Dataset entries:
====

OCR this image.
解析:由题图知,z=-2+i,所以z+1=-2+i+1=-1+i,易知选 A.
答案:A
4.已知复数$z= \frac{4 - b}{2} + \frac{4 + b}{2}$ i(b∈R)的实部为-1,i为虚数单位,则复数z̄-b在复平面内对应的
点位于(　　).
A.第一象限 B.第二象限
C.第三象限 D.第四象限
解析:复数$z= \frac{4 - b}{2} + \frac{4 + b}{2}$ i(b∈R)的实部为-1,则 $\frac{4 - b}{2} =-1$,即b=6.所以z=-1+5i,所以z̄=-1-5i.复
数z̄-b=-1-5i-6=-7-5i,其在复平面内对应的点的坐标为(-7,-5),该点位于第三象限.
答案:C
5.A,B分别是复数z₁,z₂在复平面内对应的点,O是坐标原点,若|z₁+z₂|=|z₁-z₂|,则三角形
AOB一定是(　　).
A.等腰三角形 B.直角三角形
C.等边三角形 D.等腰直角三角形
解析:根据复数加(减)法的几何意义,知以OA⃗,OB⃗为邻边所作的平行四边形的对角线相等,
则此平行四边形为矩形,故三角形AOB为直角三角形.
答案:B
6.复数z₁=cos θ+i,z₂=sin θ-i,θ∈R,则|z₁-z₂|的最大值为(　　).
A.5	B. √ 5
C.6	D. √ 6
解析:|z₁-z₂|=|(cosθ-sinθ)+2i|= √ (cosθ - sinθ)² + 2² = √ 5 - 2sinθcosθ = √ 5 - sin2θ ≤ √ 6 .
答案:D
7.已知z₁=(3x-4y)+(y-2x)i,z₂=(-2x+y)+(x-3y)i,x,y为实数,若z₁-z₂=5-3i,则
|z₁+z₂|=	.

====

What you have to do
Reproduce every line of the listing above in which the string "的实部为" appears.

Exercise result
4.已知复数$z= \frac{4 - b}{2} + \frac{4 + b}{2}$ i(b∈R)的实部为-1,i为虚数单位,则复数z̄-b在复平面内对应的
解析:复数$z= \frac{4 - b}{2} + \frac{4 + b}{2}$ i(b∈R)的实部为-1,则 $\frac{4 - b}{2} =-1$,即b=6.所以z=-1+5i,所以z̄=-1-5i.复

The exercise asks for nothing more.